GIVEN REQUEST
Search the material below for the word "People". Copy every line that has it.

ENTRIES
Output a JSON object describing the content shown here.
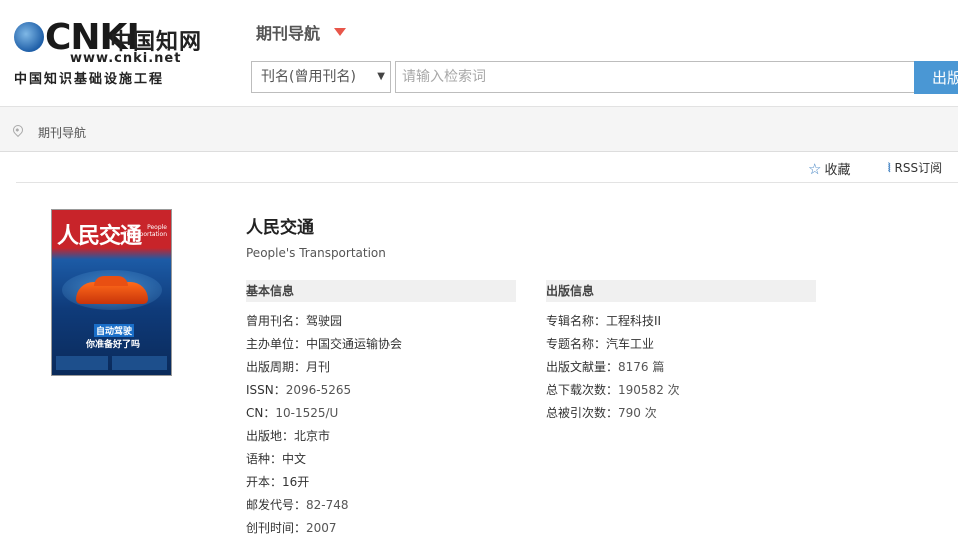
{
  "header": {
    "logo": {
      "brand": "CNKI",
      "cn_name": "中国知网",
      "url_text": "www.cnki.net",
      "subtitle": "中国知识基础设施工程"
    },
    "nav_title": "期刊导航",
    "search": {
      "field_selected": "刊名(曾用刊名)",
      "placeholder": "请输入检索词",
      "button_label": "出版"
    }
  },
  "breadcrumb": {
    "label": "期刊导航"
  },
  "actions": {
    "favorite_label": "收藏",
    "rss_label": "RSS订阅"
  },
  "cover": {
    "title": "人民交通",
    "en_lines": [
      "People",
      "Transportation"
    ],
    "headline1": "自动驾驶",
    "headline2": "你准备好了吗"
  },
  "journal": {
    "title_cn": "人民交通",
    "title_en": "People's Transportation"
  },
  "basic_info": {
    "heading": "基本信息",
    "rows": [
      {
        "label": "曾用刊名：",
        "value": "驾驶园"
      },
      {
        "label": "主办单位：",
        "value": "中国交通运输协会"
      },
      {
        "label": "出版周期：",
        "value": "月刊"
      },
      {
        "label": "ISSN：",
        "value": "2096-5265"
      },
      {
        "label": "CN：",
        "value": "10-1525/U"
      },
      {
        "label": "出版地：",
        "value": "北京市"
      },
      {
        "label": "语种：",
        "value": "中文"
      },
      {
        "label": "开本：",
        "value": "16开"
      },
      {
        "label": "邮发代号：",
        "value": "82-748"
      },
      {
        "label": "创刊时间：",
        "value": "2007"
      }
    ]
  },
  "pub_info": {
    "heading": "出版信息",
    "rows": [
      {
        "label": "专辑名称：",
        "value": "工程科技II"
      },
      {
        "label": "专题名称：",
        "value": "汽车工业"
      },
      {
        "label": "出版文献量：",
        "value": "8176 篇"
      },
      {
        "label": "总下载次数：",
        "value": "190582 次"
      },
      {
        "label": "总被引次数：",
        "value": "790 次"
      }
    ]
  },
  "colors": {
    "accent_blue": "#4a97d4",
    "caret_red": "#e8564a",
    "icon_blue": "#3d7fc1"
  }
}
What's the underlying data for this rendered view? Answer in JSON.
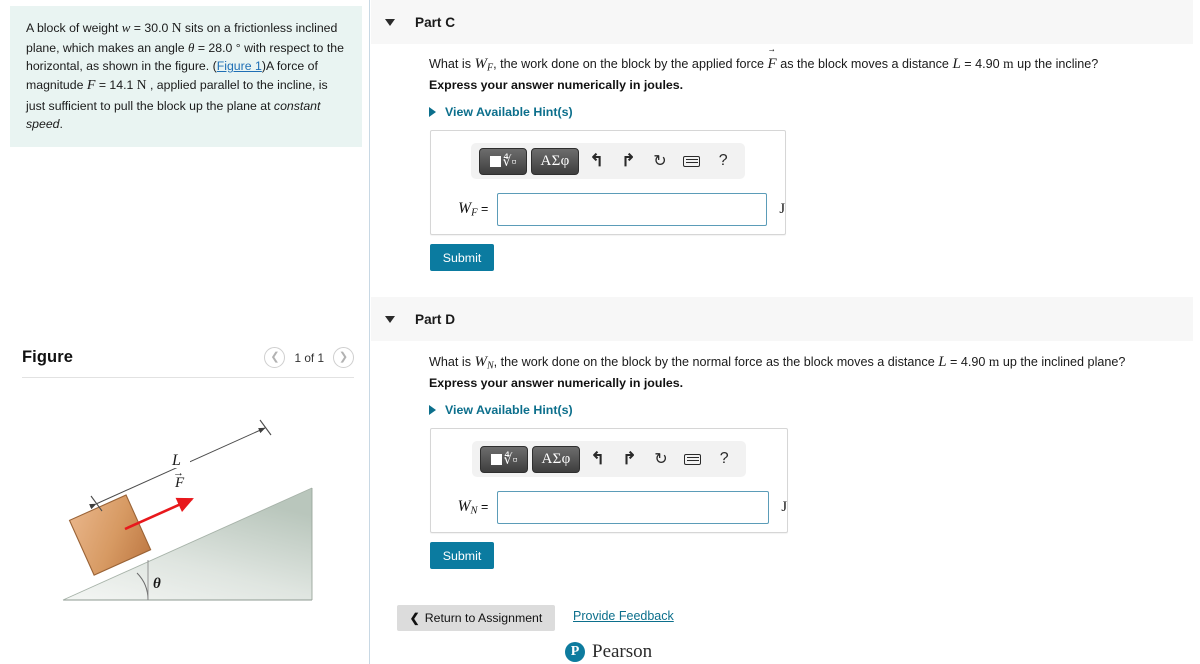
{
  "problem": {
    "text_1": "A block of weight ",
    "w_sym": "w",
    "w_val": " = 30.0 ",
    "w_unit": "N",
    "text_2": " sits on a frictionless inclined plane, which makes an angle ",
    "theta_sym": "θ",
    "theta_val": " = 28.0 ",
    "deg": "°",
    "text_3": " with respect to the horizontal, as shown in the figure. (",
    "figure_link": "Figure 1",
    "text_4": ")A force of magnitude ",
    "F_sym": "F",
    "F_val": " = 14.1 ",
    "F_unit": "N",
    "text_5": " , applied parallel to the incline, is just sufficient to pull the block up the plane at ",
    "emph": "constant speed",
    "text_6": "."
  },
  "figure": {
    "title": "Figure",
    "pager_label": "1 of 1",
    "prev_icon": "chevron-left-icon",
    "next_icon": "chevron-right-icon",
    "labels": {
      "L": "L",
      "F": "F",
      "theta": "θ"
    },
    "colors": {
      "block_light": "#e0a878",
      "block_dark": "#c07b46",
      "block_border": "#9a6336",
      "incline_top": "#c3cfc7",
      "incline_bottom": "#f2f4f2",
      "arrow_red": "#e8181c",
      "dim_line": "#4b4b4b"
    }
  },
  "parts": [
    {
      "id": "part-c",
      "title": "Part C",
      "q_pre": "What is ",
      "q_var": "W",
      "q_sub": "F",
      "q_mid1": ", the work done on the block by the applied force ",
      "q_force": "F",
      "q_mid2": " as the block moves a distance ",
      "q_L": "L",
      "q_Lval": " = 4.90 ",
      "q_Lunit": "m",
      "q_post": " up the incline?",
      "express": "Express your answer numerically in joules.",
      "hint_label": "View Available Hint(s)",
      "answer_label_var": "W",
      "answer_label_sub": "F",
      "answer_label_eq": " =",
      "answer_value": "",
      "answer_unit": "J",
      "submit_label": "Submit"
    },
    {
      "id": "part-d",
      "title": "Part D",
      "q_pre": "What is ",
      "q_var": "W",
      "q_sub": "N",
      "q_mid1": ", the work done on the block by the normal force as the block moves a distance ",
      "q_force": "",
      "q_mid2": "",
      "q_L": "L",
      "q_Lval": " = 4.90 ",
      "q_Lunit": "m",
      "q_post": " up the inclined plane?",
      "express": "Express your answer numerically in joules.",
      "hint_label": "View Available Hint(s)",
      "answer_label_var": "W",
      "answer_label_sub": "N",
      "answer_label_eq": " =",
      "answer_value": "",
      "answer_unit": "J",
      "submit_label": "Submit"
    }
  ],
  "mathbar": {
    "template_button": "template-root-icon",
    "greek_button": "ΑΣφ",
    "undo_icon": "↰",
    "redo_icon": "↱",
    "reset_icon": "↻",
    "keyboard_icon": "keyboard-icon",
    "help_icon": "?"
  },
  "footer": {
    "return_label": "Return to Assignment",
    "return_chevron": "❮",
    "feedback_label": "Provide Feedback",
    "brand_mark": "P",
    "brand_name": "Pearson"
  }
}
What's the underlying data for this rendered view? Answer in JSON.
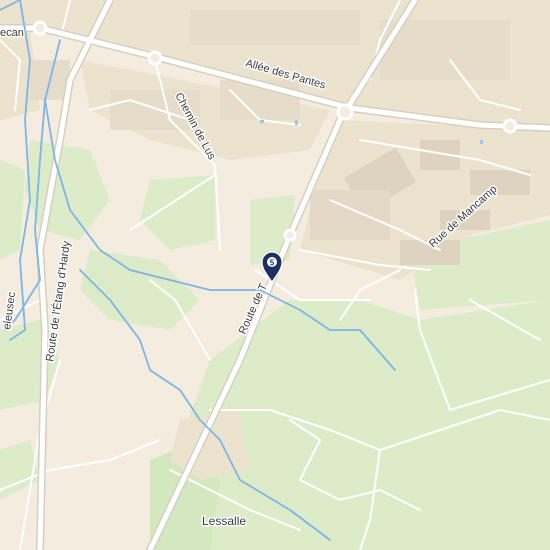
{
  "map": {
    "colors": {
      "land": "#f3ecdf",
      "forest": "#dcecc9",
      "urban": "#ece3cf",
      "building": "#d9d0be",
      "road_main": "#ffffff",
      "road_outline": "#d8d2c6",
      "water": "#7fb4e6",
      "marker": "#1f2f63"
    },
    "labels": {
      "road_allee_pantes": "Allée des Pantes",
      "road_chemin_lus": "Chemin de Lus",
      "road_route_etang": "Route de l'Étang d'Hardy",
      "road_route_de_t": "Route de T",
      "road_rue_mancamp": "Rue de Mancamp",
      "place_lessalle": "Lessalle",
      "edge_ecan": "ecan",
      "edge_eleusec": "eleusec"
    },
    "marker": {
      "icon": "location-pin-icon",
      "glyph": "5"
    }
  }
}
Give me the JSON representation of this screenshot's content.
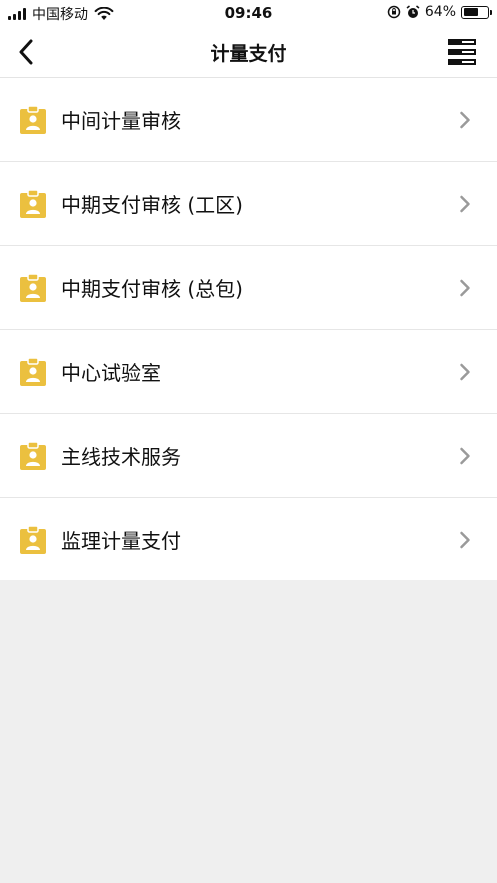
{
  "status_bar": {
    "carrier": "中国移动",
    "time": "09:46",
    "battery_percent": "64%",
    "battery_level": 0.64,
    "icons": [
      "signal-icon",
      "wifi-icon",
      "orientation-lock-icon",
      "alarm-icon",
      "battery-icon"
    ]
  },
  "nav": {
    "title": "计量支付",
    "back_icon": "chevron-left-icon",
    "menu_icon": "list-menu-icon"
  },
  "list": {
    "items": [
      {
        "label": "中间计量审核",
        "icon": "clipboard-user-icon"
      },
      {
        "label": "中期支付审核 (工区)",
        "icon": "clipboard-user-icon"
      },
      {
        "label": "中期支付审核 (总包)",
        "icon": "clipboard-user-icon"
      },
      {
        "label": "中心试验室",
        "icon": "clipboard-user-icon"
      },
      {
        "label": "主线技术服务",
        "icon": "clipboard-user-icon"
      },
      {
        "label": "监理计量支付",
        "icon": "clipboard-user-icon"
      }
    ]
  },
  "colors": {
    "icon_accent": "#EBC03F",
    "chevron": "#9a9a9a",
    "background": "#efefef"
  }
}
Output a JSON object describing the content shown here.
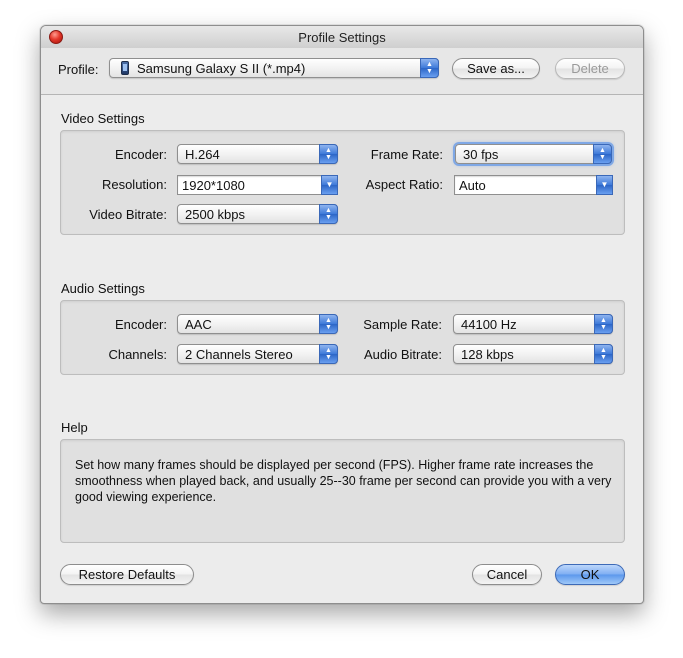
{
  "window": {
    "title": "Profile Settings"
  },
  "toolbar": {
    "profile_label": "Profile:",
    "profile_value": "Samsung Galaxy S II (*.mp4)",
    "profile_icon": "phone-icon",
    "save_as_label": "Save as...",
    "delete_label": "Delete"
  },
  "video": {
    "title": "Video Settings",
    "encoder_label": "Encoder:",
    "encoder_value": "H.264",
    "resolution_label": "Resolution:",
    "resolution_value": "1920*1080",
    "bitrate_label": "Video Bitrate:",
    "bitrate_value": "2500 kbps",
    "framerate_label": "Frame Rate:",
    "framerate_value": "30 fps",
    "aspect_label": "Aspect Ratio:",
    "aspect_value": "Auto"
  },
  "audio": {
    "title": "Audio Settings",
    "encoder_label": "Encoder:",
    "encoder_value": "AAC",
    "channels_label": "Channels:",
    "channels_value": "2 Channels Stereo",
    "samplerate_label": "Sample Rate:",
    "samplerate_value": "44100 Hz",
    "bitrate_label": "Audio Bitrate:",
    "bitrate_value": "128 kbps"
  },
  "help": {
    "title": "Help",
    "text": "Set how many frames should be displayed per second (FPS). Higher frame rate increases the smoothness when played back, and usually 25--30 frame per second can provide you with a very good viewing experience."
  },
  "footer": {
    "restore_label": "Restore Defaults",
    "cancel_label": "Cancel",
    "ok_label": "OK"
  },
  "colors": {
    "accent": "#5b97ec",
    "close": "#e5382b"
  }
}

SOLUTION
      "People",
    "title_en": "People's Transportation"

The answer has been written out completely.